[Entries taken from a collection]
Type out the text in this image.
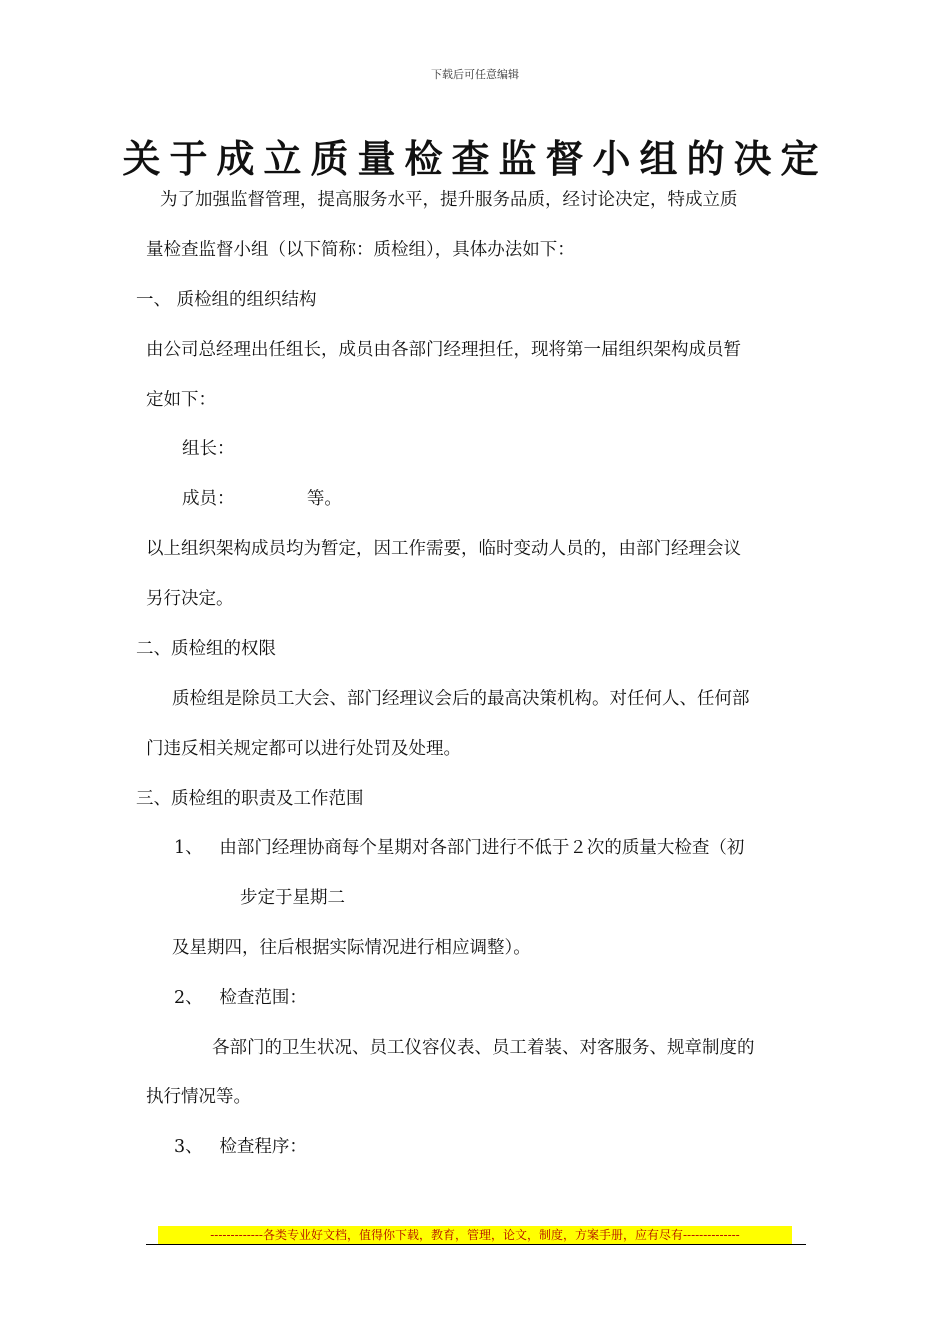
下载后可任意编辑
关于成立质量检查监督小组的决定
为了加强监督管理，提高服务水平，提升服务品质，经讨论决定，特成立质
量检查监督小组（以下简称：质检组），具体办法如下：
一、 质检组的组织结构
由公司总经理出任组长，成员由各部门经理担任，现将第一届组织架构成员暂
定如下：
组长：
成员：             等。
以上组织架构成员均为暂定，因工作需要，临时变动人员的，由部门经理会议
另行决定。
二、质检组的权限
质检组是除员工大会、部门经理议会后的最高决策机构。对任何人、任何部
门违反相关规定都可以进行处罚及处理。
三、质检组的职责及工作范围
1、   由部门经理协商每个星期对各部门进行不低于２次的质量大检查（初
步定于星期二
及星期四，往后根据实际情况进行相应调整）。
2、   检查范围：
各部门的卫生状况、员工仪容仪表、员工着装、对客服务、规章制度的
执行情况等。
3、   检查程序：
-------------各类专业好文档，值得你下载，教育，管理，论文，制度，方案手册，应有尽有--------------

▸ **YOUR INSTRUCTIONS**: Copy all the entries word for word. Omit any pictures.

▸ **SOLUTION TO THE EXERCISE**:
Type out the text in this image.
下载后可任意编辑
关于成立质量检查监督小组的决定
为了加强监督管理，提高服务水平，提升服务品质，经讨论决定，特成立质
量检查监督小组（以下简称：质检组），具体办法如下：
一、 质检组的组织结构
由公司总经理出任组长，成员由各部门经理担任，现将第一届组织架构成员暂
定如下：
组长：
成员：             等。
以上组织架构成员均为暂定，因工作需要，临时变动人员的，由部门经理会议
另行决定。
二、质检组的权限
质检组是除员工大会、部门经理议会后的最高决策机构。对任何人、任何部
门违反相关规定都可以进行处罚及处理。
三、质检组的职责及工作范围
1、   由部门经理协商每个星期对各部门进行不低于２次的质量大检查（初
步定于星期二
及星期四，往后根据实际情况进行相应调整）。
2、   检查范围：
各部门的卫生状况、员工仪容仪表、员工着装、对客服务、规章制度的
执行情况等。
3、   检查程序：
-------------各类专业好文档，值得你下载，教育，管理，论文，制度，方案手册，应有尽有--------------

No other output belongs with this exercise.